* **The task**: Output, word for word, every line from the line with "OCR this image." through the final line of the data below.

-=-=-=-=-

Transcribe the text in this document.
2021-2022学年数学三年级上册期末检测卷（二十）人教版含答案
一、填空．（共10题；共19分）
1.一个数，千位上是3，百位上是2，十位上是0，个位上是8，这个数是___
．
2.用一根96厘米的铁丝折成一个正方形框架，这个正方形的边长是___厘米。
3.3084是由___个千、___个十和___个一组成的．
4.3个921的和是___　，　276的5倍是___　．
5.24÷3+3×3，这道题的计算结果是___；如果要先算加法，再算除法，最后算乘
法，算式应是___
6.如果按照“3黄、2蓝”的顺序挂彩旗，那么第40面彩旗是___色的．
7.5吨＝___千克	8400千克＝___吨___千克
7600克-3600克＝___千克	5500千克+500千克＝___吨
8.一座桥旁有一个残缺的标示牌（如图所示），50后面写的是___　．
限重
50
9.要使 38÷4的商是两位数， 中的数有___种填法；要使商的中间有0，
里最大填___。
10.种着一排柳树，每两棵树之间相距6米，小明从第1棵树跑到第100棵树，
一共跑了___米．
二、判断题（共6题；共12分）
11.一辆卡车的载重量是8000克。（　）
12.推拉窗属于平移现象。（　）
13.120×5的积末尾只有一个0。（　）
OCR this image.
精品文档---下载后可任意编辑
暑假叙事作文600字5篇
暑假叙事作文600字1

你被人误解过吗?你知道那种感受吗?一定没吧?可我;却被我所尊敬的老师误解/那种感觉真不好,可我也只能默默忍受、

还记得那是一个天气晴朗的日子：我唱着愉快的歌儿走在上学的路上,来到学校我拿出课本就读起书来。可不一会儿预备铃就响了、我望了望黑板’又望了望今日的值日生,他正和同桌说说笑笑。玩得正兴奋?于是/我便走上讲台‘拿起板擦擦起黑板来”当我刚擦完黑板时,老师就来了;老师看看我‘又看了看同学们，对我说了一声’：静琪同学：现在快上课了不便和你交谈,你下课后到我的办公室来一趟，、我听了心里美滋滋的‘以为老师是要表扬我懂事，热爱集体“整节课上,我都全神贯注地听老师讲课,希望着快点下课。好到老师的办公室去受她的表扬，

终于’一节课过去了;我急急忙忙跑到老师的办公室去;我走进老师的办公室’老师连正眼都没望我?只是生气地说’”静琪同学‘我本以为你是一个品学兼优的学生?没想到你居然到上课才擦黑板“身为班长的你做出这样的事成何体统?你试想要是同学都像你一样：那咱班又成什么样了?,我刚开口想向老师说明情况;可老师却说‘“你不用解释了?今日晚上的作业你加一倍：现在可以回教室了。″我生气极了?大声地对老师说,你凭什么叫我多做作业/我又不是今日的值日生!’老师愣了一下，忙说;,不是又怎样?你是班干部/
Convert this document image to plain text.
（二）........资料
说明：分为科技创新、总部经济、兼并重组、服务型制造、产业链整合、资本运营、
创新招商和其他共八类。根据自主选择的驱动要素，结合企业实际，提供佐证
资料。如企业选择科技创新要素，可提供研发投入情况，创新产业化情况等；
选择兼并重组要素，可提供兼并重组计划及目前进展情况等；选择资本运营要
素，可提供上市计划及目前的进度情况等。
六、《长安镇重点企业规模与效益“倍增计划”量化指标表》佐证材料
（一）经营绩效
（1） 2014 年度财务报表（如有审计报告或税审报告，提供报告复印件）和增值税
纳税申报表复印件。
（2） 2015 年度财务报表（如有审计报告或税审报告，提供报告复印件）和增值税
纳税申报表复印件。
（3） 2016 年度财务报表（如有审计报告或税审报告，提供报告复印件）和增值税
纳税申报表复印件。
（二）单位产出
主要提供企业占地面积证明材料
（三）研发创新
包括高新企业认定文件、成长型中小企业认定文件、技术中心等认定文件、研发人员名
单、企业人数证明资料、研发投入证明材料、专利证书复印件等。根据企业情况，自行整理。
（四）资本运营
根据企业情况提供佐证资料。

-=-=-=-=-

* **Expected answer**:
OCR this image.
精品文档---下载后可任意编辑
暑假叙事作文600字5篇
暑假叙事作文600字1

你被人误解过吗?你知道那种感受吗?一定没吧?可我;却被我所尊敬的老师误解/那种感觉真不好,可我也只能默默忍受、

还记得那是一个天气晴朗的日子：我唱着愉快的歌儿走在上学的路上,来到学校我拿出课本就读起书来。可不一会儿预备铃就响了、我望了望黑板’又望了望今日的值日生,他正和同桌说说笑笑。玩得正兴奋?于是/我便走上讲台‘拿起板擦擦起黑板来”当我刚擦完黑板时,老师就来了;老师看看我‘又看了看同学们，对我说了一声’：静琪同学：现在快上课了不便和你交谈,你下课后到我的办公室来一趟，、我听了心里美滋滋的‘以为老师是要表扬我懂事，热爱集体“整节课上,我都全神贯注地听老师讲课,希望着快点下课。好到老师的办公室去受她的表扬，

终于’一节课过去了;我急急忙忙跑到老师的办公室去;我走进老师的办公室’老师连正眼都没望我?只是生气地说’”静琪同学‘我本以为你是一个品学兼优的学生?没想到你居然到上课才擦黑板“身为班长的你做出这样的事成何体统?你试想要是同学都像你一样：那咱班又成什么样了?,我刚开口想向老师说明情况;可老师却说‘“你不用解释了?今日晚上的作业你加一倍：现在可以回教室了。″我生气极了?大声地对老师说,你凭什么叫我多做作业/我又不是今日的值日生!’老师愣了一下，忙说;,不是又怎样?你是班干部/
Convert this document image to plain text.
（二）........资料
说明：分为科技创新、总部经济、兼并重组、服务型制造、产业链整合、资本运营、
创新招商和其他共八类。根据自主选择的驱动要素，结合企业实际，提供佐证
资料。如企业选择科技创新要素，可提供研发投入情况，创新产业化情况等；
选择兼并重组要素，可提供兼并重组计划及目前进展情况等；选择资本运营要
素，可提供上市计划及目前的进度情况等。
六、《长安镇重点企业规模与效益“倍增计划”量化指标表》佐证材料
（一）经营绩效
（1） 2014 年度财务报表（如有审计报告或税审报告，提供报告复印件）和增值税
纳税申报表复印件。
（2） 2015 年度财务报表（如有审计报告或税审报告，提供报告复印件）和增值税
纳税申报表复印件。
（3） 2016 年度财务报表（如有审计报告或税审报告，提供报告复印件）和增值税
纳税申报表复印件。
（二）单位产出
主要提供企业占地面积证明材料
（三）研发创新
包括高新企业认定文件、成长型中小企业认定文件、技术中心等认定文件、研发人员名
单、企业人数证明资料、研发投入证明材料、专利证书复印件等。根据企业情况，自行整理。
（四）资本运营
根据企业情况提供佐证资料。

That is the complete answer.